Selected extract |

__________________________________________________

May 25, 2012 | Author: Tim Williams

One view of the future of our business is that increasingly agencies will make the majority of their revenues from the intellectual property they create instead of the hours they work.  The “work for hire” model that has persisted for the last half-century is becoming a less and less profitable way to make a living.

What’s wrong with “work for hire”

Look at an agency contract and you’ll likely find language like this:  “All rights, title, and interest in the Work Product (“work made for hire”) is hereby assigned by Agency to Client.”  In other words, everything the agency creates the client owns.  While this kind of approach might make sense for some other professional services – accounting and law, for example – it actually makes little sense for a creative services business that creates valuable, long-lasting intellectual property.

Consider that most of the creative services that agencies themselves hire – actors, musicians, voice talent, illustrators, photographers, etc. – are paid based on usage, and most retain actual ownership of their work.  There’s no reason why agencies can be paid in a similar way.

__________________________________________________

Challenge A | Reproduce word for word the portion of the passage on agency work for hire from "What’s wrong with" up to and including "a similar way.".
The passage on agency work for hire has no connection to the entries that come after it.

Saved data entries

__________________________________________________

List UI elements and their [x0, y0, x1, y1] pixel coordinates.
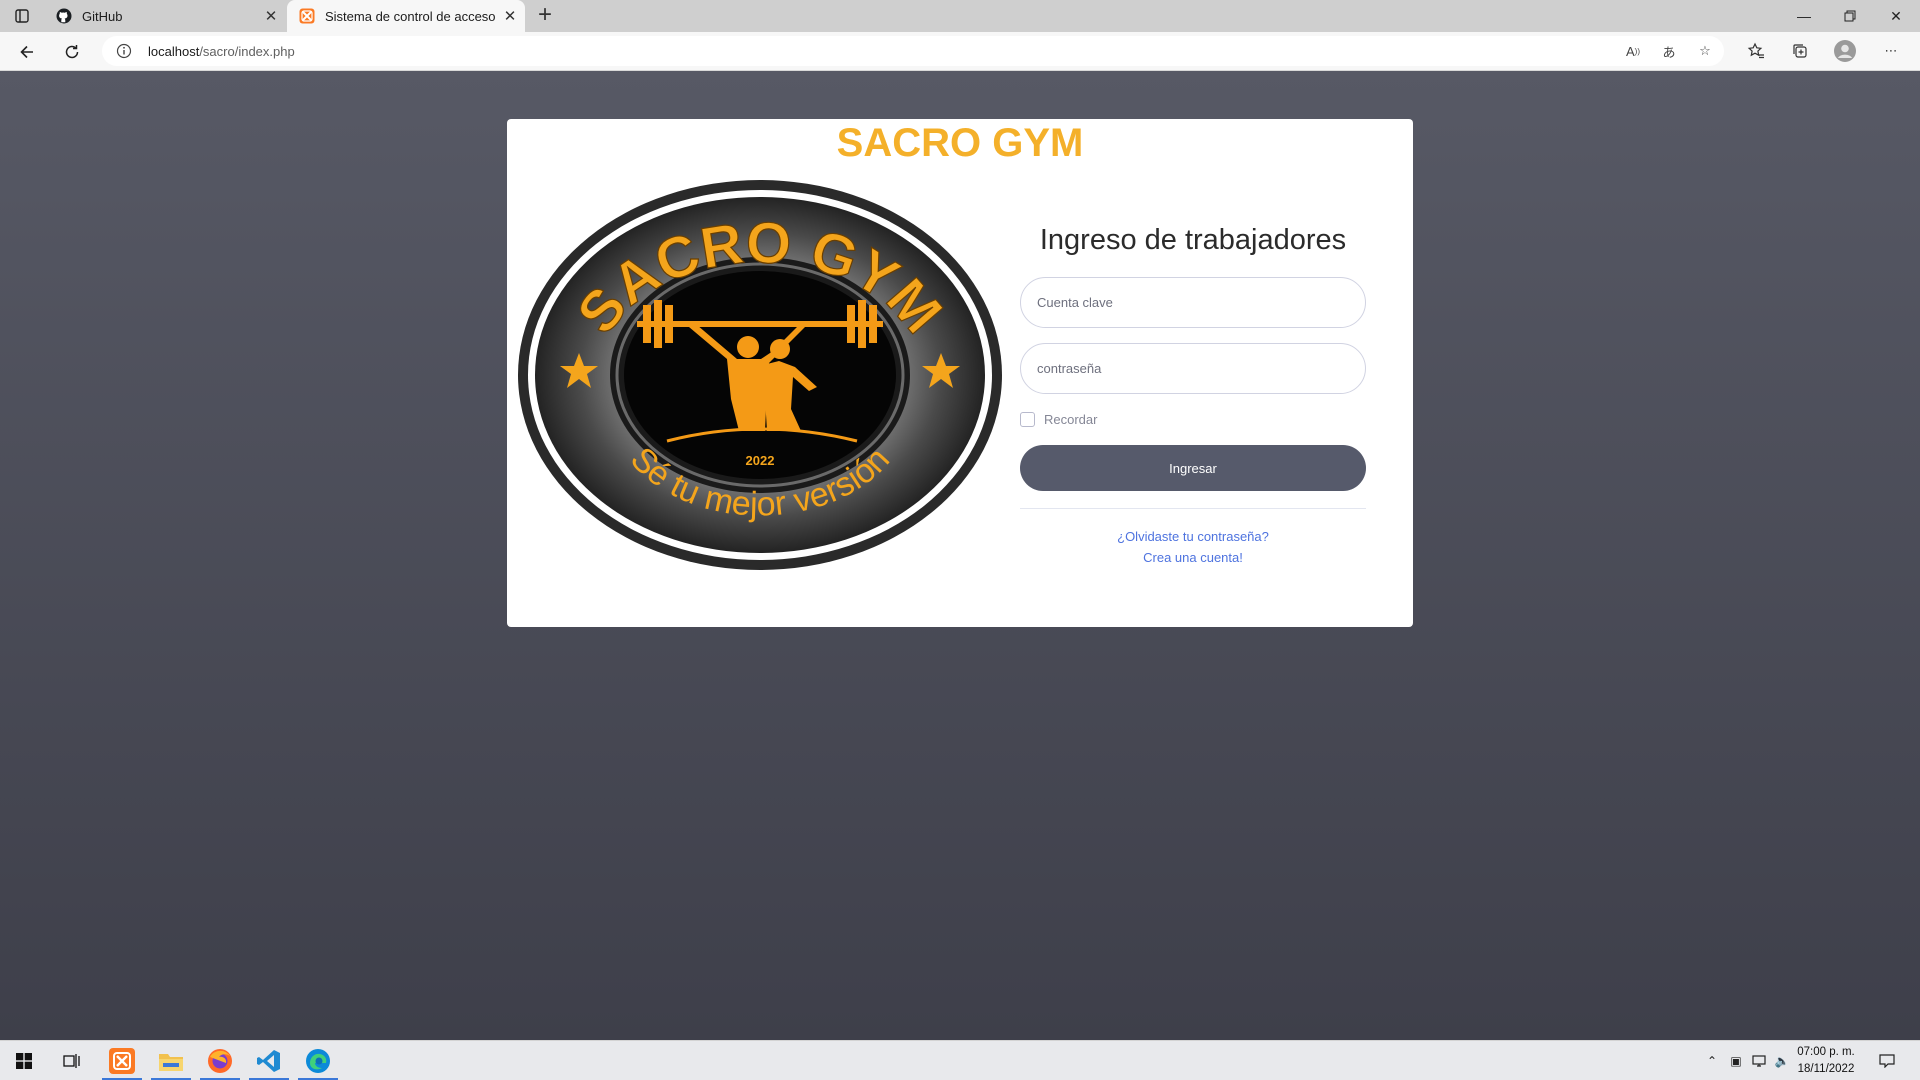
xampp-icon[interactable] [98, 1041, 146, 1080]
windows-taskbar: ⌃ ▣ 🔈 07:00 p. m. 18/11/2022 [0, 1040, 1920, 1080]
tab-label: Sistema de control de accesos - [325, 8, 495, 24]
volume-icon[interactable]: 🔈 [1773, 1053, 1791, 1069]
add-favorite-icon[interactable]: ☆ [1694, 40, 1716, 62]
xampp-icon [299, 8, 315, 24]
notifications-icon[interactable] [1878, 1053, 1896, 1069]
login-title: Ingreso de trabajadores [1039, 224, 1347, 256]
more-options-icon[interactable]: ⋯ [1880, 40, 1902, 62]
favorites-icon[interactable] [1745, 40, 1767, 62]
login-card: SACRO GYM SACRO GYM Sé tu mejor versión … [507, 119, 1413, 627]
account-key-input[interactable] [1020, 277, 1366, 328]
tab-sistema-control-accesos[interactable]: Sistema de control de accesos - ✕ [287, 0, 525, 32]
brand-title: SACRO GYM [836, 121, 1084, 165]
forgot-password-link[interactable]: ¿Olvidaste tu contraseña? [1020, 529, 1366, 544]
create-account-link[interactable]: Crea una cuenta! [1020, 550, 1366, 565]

__________________________________________________

Challenge B | In the saved data entries, quote the lines from the line with "xampp-icon[interactable] [98, 1041, 146, 1080]" up to and including the line with "volume-icon[interactable]: 🔈 [1773, 1053, 1791, 1069]".

Final answer A |
What’s wrong with “work for hire”

Look at an agency contract and you’ll likely find language like this:  “All rights, title, and interest in the Work Product (“work made for hire”) is hereby assigned by Agency to Client.”  In other words, everything the agency creates the client owns.  While this kind of approach might make sense for some other professional services – accounting and law, for example – it actually makes little sense for a creative services business that creates valuable, long-lasting intellectual property.

Consider that most of the creative services that agencies themselves hire – actors, musicians, voice talent, illustrators, photographers, etc. – are paid based on usage, and most retain actual ownership of their work.  There’s no reason why agencies can be paid in a similar way.

Final answer B |
xampp-icon[interactable] [98, 1041, 146, 1080]
windows-taskbar: ⌃ ▣ 🔈 07:00 p. m. 18/11/2022 [0, 1040, 1920, 1080]
tab-label: Sistema de control de accesos - [325, 8, 495, 24]
volume-icon[interactable]: 🔈 [1773, 1053, 1791, 1069]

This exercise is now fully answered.